Objective> Retype the data that follows line by line, exactly, and leave its pictures out.

━━━━━━━━━━━━━━━━━━━━━━━━━━━━━━

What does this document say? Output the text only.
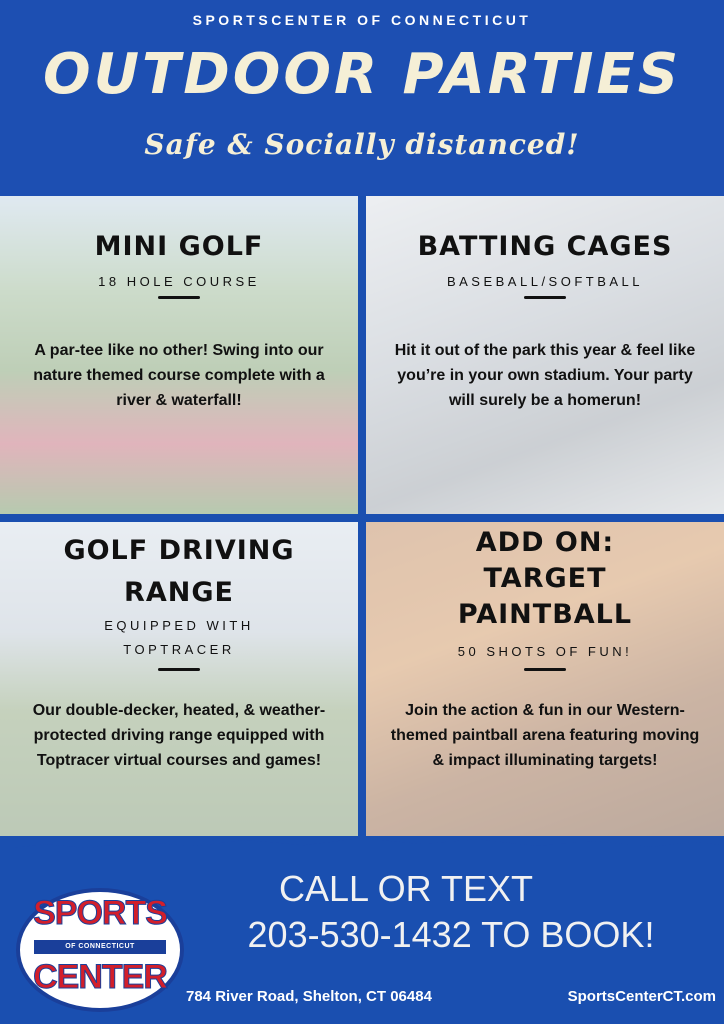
SPORTSCENTER OF CONNECTICUT
OUTDOOR PARTIES
Safe & Socially distanced!
MINI GOLF
18 HOLE COURSE
A par-tee like no other! Swing into our nature themed course complete with a river & waterfall!
BATTING CAGES
BASEBALL/SOFTBALL
Hit it out of the park this year & feel like you’re in your own stadium. Your party will surely be a homerun!
GOLF DRIVING
RANGE
EQUIPPED WITH
TOPTRACER
Our double-decker, heated, & weather-protected driving range equipped with Toptracer virtual courses and games!
ADD ON:
TARGET
PAINTBALL
50 SHOTS OF FUN!
Join the action & fun in our Western-themed paintball arena featuring moving & impact illuminating targets!
SPORTS
OF CONNECTICUT
CENTER
CALL OR TEXT
203-530-1432 TO BOOK!
784 River Road, Shelton, CT 06484	SportsCenterCT.com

━━━━━━━━━━━━━━━━━━━━━━━━━━━━━━

Finished answer>
What does this document say? Output the text only.
SPORTSCENTER OF CONNECTICUT
OUTDOOR PARTIES
Safe & Socially distanced!
MINI GOLF
18 HOLE COURSE
A par-tee like no other! Swing into our nature themed course complete with a river & waterfall!
BATTING CAGES
BASEBALL/SOFTBALL
Hit it out of the park this year & feel like you’re in your own stadium. Your party will surely be a homerun!
GOLF DRIVING
RANGE
EQUIPPED WITH
TOPTRACER
Our double-decker, heated, & weather-protected driving range equipped with Toptracer virtual courses and games!
ADD ON:
TARGET
PAINTBALL
50 SHOTS OF FUN!
Join the action & fun in our Western-themed paintball arena featuring moving & impact illuminating targets!
SPORTS
OF CONNECTICUT
CENTER
CALL OR TEXT
203-530-1432 TO BOOK!
784 River Road, Shelton, CT 06484	SportsCenterCT.com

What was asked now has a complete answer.